WHAT NEEDS TO BE DONE:
Edit the data below so that every "quote-close-icon" becomes "closing-quote-mark", and leave all other text unchanged.

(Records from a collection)

========================================================================

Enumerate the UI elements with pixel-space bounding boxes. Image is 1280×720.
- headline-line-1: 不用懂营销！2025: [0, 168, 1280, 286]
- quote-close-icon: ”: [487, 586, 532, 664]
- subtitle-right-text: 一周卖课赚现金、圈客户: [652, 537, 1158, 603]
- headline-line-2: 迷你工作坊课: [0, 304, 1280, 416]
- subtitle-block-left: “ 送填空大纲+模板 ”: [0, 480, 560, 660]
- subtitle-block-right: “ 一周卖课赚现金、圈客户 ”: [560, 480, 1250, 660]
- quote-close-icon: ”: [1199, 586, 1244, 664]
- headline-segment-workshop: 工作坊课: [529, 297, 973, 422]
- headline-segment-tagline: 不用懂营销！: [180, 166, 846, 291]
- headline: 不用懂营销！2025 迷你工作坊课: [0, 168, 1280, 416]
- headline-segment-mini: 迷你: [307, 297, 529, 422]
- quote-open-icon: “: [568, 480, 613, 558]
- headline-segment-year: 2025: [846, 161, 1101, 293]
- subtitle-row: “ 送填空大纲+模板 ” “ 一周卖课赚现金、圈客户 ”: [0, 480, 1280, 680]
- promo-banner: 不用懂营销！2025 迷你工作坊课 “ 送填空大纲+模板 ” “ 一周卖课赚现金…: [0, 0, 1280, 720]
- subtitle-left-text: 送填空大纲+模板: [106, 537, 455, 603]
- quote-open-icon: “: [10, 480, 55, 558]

========================================================================

WORKED SOLUTION:
Enumerate the UI elements with pixel-space bounding boxes. Image is 1280×720.
- headline-line-1: 不用懂营销！2025: [0, 168, 1280, 286]
- closing-quote-mark: ”: [487, 586, 532, 664]
- subtitle-right-text: 一周卖课赚现金、圈客户: [652, 537, 1158, 603]
- headline-line-2: 迷你工作坊课: [0, 304, 1280, 416]
- subtitle-block-left: “ 送填空大纲+模板 ”: [0, 480, 560, 660]
- subtitle-block-right: “ 一周卖课赚现金、圈客户 ”: [560, 480, 1250, 660]
- closing-quote-mark: ”: [1199, 586, 1244, 664]
- headline-segment-workshop: 工作坊课: [529, 297, 973, 422]
- headline-segment-tagline: 不用懂营销！: [180, 166, 846, 291]
- headline: 不用懂营销！2025 迷你工作坊课: [0, 168, 1280, 416]
- headline-segment-mini: 迷你: [307, 297, 529, 422]
- quote-open-icon: “: [568, 480, 613, 558]
- headline-segment-year: 2025: [846, 161, 1101, 293]
- subtitle-row: “ 送填空大纲+模板 ” “ 一周卖课赚现金、圈客户 ”: [0, 480, 1280, 680]
- promo-banner: 不用懂营销！2025 迷你工作坊课 “ 送填空大纲+模板 ” “ 一周卖课赚现金…: [0, 0, 1280, 720]
- subtitle-left-text: 送填空大纲+模板: [106, 537, 455, 603]
- quote-open-icon: “: [10, 480, 55, 558]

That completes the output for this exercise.